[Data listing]
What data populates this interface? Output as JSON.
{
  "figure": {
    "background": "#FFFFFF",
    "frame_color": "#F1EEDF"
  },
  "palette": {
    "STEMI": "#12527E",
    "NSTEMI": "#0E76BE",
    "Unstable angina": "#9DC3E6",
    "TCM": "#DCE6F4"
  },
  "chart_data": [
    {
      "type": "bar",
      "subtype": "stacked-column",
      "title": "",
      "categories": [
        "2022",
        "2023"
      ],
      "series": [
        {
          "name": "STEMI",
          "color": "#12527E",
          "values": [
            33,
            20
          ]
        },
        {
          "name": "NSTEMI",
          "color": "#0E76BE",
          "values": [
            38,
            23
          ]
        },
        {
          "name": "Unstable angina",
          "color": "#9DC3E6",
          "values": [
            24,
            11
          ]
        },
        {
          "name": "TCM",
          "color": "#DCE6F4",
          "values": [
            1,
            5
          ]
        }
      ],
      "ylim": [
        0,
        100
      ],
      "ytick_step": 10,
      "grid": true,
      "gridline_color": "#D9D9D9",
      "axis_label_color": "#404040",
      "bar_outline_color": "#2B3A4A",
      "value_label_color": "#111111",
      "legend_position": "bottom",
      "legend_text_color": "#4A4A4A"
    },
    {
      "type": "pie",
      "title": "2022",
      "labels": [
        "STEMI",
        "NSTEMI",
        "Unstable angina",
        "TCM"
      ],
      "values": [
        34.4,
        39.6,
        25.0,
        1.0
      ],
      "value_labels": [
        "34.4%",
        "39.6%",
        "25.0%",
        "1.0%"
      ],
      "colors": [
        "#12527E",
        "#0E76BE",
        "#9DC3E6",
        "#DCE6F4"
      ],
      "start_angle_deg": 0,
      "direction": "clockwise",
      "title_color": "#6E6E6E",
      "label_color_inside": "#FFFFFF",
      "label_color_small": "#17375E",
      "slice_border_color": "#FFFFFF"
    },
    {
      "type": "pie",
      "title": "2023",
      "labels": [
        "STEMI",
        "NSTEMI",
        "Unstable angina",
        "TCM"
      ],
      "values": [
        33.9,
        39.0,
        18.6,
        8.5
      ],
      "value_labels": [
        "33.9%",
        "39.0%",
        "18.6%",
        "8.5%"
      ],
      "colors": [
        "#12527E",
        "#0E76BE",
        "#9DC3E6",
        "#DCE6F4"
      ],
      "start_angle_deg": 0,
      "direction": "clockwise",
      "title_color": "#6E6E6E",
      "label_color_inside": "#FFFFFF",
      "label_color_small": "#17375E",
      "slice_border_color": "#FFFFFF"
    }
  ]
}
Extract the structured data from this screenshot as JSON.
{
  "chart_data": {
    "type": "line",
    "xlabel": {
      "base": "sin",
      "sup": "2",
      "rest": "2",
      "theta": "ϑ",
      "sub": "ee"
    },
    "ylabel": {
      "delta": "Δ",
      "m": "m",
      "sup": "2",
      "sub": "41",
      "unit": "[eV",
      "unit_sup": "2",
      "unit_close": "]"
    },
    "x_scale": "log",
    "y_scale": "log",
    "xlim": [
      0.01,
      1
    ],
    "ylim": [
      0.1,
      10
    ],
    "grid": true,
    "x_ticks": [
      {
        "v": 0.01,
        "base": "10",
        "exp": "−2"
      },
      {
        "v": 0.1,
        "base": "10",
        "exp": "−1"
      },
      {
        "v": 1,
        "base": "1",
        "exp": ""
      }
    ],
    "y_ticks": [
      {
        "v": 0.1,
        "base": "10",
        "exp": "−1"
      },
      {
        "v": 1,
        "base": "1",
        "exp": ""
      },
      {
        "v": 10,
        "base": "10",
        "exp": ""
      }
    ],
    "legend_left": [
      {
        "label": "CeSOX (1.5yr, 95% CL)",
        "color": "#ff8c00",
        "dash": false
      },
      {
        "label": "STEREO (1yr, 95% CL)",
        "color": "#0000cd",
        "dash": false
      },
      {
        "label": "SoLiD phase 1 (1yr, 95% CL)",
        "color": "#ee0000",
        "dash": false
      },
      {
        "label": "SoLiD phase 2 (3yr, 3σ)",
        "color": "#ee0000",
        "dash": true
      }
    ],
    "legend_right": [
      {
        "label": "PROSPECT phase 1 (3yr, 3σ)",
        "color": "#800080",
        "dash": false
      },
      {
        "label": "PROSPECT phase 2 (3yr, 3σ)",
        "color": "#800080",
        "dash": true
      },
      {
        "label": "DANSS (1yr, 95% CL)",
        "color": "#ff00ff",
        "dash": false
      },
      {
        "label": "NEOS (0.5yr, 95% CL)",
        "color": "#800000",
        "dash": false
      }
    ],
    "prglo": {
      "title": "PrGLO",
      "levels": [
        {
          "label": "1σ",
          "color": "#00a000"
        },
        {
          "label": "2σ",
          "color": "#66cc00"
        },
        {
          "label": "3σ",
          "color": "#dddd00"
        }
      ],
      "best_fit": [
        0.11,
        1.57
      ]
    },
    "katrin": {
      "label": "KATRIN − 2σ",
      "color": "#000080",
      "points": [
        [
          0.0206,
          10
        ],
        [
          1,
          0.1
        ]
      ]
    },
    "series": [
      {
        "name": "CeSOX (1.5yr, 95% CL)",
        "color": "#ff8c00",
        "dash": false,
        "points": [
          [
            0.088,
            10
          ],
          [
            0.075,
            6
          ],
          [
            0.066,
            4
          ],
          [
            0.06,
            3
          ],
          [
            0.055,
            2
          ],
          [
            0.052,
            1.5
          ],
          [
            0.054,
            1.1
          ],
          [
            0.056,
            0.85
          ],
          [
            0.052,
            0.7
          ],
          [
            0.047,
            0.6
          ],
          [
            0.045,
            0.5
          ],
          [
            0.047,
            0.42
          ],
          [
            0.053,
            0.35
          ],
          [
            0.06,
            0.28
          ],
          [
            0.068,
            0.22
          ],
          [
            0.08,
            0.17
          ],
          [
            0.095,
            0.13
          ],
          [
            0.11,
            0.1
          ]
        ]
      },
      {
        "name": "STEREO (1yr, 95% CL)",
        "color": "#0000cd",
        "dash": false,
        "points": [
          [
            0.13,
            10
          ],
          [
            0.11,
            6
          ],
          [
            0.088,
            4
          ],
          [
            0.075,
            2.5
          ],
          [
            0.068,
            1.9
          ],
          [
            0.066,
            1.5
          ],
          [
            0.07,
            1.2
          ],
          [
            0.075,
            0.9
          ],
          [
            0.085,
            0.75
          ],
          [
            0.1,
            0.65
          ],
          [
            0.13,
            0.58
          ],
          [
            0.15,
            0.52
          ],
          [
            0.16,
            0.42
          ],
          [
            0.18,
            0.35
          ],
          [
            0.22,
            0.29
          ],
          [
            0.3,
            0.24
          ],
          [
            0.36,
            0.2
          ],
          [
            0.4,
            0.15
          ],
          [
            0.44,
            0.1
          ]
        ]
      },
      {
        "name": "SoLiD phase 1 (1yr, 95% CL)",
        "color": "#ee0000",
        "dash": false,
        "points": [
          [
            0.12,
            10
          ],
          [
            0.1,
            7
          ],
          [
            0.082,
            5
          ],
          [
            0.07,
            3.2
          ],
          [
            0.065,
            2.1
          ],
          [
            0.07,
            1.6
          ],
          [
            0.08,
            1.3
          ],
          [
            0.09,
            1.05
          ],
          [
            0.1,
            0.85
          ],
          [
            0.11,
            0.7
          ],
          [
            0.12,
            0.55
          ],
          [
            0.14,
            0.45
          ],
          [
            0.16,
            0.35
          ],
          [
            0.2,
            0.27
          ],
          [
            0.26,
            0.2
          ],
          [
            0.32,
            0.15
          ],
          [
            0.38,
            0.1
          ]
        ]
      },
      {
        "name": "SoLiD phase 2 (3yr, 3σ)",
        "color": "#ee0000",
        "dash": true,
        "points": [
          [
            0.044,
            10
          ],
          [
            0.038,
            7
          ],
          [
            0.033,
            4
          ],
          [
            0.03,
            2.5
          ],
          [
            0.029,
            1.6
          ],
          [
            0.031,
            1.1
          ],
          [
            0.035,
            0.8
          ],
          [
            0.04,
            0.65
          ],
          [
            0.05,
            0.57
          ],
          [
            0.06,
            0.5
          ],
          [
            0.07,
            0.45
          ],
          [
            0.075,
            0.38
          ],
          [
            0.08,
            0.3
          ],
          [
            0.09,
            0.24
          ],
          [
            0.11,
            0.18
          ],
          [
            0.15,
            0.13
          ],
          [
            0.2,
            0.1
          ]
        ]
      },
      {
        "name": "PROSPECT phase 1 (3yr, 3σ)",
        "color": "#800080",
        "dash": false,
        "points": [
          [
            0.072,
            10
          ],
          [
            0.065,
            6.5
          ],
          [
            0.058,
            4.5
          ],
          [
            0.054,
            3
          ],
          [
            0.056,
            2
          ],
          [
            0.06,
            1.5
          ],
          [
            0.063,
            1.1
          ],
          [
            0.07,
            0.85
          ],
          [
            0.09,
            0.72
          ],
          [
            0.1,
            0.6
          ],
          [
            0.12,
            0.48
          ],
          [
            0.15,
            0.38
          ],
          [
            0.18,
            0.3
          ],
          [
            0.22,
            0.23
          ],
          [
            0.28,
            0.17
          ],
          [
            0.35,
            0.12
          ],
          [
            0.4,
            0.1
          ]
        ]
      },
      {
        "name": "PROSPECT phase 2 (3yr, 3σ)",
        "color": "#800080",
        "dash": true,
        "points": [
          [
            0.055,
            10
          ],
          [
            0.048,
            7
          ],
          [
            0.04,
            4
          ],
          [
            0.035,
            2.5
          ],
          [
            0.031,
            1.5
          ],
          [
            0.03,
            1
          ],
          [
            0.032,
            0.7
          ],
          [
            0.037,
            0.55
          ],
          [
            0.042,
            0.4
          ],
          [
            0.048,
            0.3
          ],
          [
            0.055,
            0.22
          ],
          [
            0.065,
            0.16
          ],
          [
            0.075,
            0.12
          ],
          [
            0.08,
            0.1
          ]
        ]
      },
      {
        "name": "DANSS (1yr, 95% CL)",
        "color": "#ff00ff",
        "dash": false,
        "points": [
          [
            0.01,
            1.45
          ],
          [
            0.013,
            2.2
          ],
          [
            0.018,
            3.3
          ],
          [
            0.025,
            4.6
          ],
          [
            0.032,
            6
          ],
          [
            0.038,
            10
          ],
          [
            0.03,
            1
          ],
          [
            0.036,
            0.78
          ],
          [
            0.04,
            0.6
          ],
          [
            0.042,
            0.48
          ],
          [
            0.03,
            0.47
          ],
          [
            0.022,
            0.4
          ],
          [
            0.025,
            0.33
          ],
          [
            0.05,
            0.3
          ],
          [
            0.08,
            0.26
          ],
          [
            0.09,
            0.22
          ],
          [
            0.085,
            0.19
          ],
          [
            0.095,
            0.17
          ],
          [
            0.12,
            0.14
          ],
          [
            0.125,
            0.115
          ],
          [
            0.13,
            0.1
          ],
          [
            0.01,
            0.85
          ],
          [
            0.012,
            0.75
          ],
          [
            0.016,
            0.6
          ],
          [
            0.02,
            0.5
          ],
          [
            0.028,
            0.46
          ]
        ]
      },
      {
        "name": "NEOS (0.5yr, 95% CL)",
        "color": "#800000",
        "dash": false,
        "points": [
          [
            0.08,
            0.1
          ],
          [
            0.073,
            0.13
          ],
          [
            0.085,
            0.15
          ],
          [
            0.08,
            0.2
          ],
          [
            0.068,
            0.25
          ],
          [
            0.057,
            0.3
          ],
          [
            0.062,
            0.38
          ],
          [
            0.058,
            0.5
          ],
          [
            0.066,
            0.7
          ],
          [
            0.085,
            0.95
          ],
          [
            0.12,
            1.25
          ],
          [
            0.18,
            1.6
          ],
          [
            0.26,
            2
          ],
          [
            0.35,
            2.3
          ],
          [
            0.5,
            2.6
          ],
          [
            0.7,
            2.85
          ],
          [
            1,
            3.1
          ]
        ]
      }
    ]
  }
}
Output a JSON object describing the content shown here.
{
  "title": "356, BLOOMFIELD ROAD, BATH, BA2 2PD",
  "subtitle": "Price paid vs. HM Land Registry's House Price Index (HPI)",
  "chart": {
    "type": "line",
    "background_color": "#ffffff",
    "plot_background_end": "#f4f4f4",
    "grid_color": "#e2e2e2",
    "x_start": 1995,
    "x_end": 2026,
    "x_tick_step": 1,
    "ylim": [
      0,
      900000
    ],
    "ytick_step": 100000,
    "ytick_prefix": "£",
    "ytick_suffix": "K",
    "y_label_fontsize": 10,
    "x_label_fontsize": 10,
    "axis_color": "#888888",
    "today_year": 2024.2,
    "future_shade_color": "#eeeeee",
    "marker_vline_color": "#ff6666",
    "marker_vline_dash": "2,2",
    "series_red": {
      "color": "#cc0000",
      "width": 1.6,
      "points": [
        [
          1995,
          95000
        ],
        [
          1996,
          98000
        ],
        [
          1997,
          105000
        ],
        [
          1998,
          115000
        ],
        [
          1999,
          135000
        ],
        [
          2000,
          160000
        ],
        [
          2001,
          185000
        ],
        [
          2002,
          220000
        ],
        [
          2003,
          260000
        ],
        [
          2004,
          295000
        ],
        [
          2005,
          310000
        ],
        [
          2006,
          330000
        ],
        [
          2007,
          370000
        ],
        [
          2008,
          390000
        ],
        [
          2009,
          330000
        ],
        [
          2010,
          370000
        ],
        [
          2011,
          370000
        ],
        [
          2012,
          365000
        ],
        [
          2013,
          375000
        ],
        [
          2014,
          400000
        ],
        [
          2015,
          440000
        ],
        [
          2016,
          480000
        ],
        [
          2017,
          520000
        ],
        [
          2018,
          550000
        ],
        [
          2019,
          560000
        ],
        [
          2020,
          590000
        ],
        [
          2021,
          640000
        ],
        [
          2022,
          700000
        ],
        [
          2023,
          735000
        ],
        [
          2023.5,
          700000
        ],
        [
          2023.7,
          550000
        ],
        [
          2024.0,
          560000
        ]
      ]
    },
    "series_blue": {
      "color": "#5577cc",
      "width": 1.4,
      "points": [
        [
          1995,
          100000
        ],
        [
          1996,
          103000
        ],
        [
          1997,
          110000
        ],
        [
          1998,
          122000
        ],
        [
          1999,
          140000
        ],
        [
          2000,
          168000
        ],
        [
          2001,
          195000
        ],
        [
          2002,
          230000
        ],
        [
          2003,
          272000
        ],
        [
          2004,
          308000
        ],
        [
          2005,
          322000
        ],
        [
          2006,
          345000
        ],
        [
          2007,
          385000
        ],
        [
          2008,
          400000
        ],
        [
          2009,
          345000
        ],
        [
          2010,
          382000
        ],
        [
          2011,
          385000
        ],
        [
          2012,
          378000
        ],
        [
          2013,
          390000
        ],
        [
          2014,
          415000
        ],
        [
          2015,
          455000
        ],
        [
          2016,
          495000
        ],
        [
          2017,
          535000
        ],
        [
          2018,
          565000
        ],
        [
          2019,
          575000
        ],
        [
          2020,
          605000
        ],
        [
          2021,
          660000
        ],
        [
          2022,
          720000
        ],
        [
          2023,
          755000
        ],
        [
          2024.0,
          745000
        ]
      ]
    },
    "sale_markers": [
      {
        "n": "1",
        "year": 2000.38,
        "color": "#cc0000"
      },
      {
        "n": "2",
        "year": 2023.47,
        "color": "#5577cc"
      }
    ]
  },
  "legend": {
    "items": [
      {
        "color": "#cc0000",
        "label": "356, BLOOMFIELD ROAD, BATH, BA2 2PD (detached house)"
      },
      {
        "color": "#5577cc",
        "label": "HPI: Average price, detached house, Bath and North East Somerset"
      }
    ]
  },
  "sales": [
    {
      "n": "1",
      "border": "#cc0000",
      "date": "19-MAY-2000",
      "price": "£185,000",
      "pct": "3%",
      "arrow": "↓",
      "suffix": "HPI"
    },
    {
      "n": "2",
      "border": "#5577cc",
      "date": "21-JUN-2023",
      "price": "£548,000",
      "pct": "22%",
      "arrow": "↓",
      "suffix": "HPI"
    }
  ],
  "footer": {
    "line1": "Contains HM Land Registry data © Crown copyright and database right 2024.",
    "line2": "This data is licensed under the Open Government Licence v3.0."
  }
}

• **EXERCISE BRIEF**: Extract all lines from the data in which "name" is found.

• **FINAL ANSWER**:
          "name": "STEMI",
          "name": "NSTEMI",
          "name": "Unstable angina",
          "name": "TCM",
        "name": "CeSOX (1.5yr, 95% CL)",
        "name": "STEREO (1yr, 95% CL)",
        "name": "SoLiD phase 1 (1yr, 95% CL)",
        "name": "SoLiD phase 2 (3yr, 3σ)",
        "name": "PROSPECT phase 1 (3yr, 3σ)",
        "name": "PROSPECT phase 2 (3yr, 3σ)",
        "name": "DANSS (1yr, 95% CL)",
        "name": "NEOS (0.5yr, 95% CL)",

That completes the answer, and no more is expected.